Update the listing below so that every "bounding box" reads "enclosing box", and leave everything else as it is.

## start Data excerpts

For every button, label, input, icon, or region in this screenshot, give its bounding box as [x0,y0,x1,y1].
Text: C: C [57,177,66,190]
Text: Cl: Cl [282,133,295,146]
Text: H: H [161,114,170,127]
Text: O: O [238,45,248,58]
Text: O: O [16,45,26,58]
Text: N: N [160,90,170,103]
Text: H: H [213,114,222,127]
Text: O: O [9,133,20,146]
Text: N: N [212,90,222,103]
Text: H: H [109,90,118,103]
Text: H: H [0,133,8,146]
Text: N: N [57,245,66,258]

## end Data excerpts

Problem solution:
For every button, label, input, icon, or region in this screenshot, give its enclosing box as [x0,y0,x1,y1].
Text: C: C [57,177,66,190]
Text: Cl: Cl [282,133,295,146]
Text: H: H [161,114,170,127]
Text: O: O [238,45,248,58]
Text: O: O [16,45,26,58]
Text: N: N [160,90,170,103]
Text: H: H [213,114,222,127]
Text: O: O [9,133,20,146]
Text: N: N [212,90,222,103]
Text: H: H [109,90,118,103]
Text: H: H [0,133,8,146]
Text: N: N [57,245,66,258]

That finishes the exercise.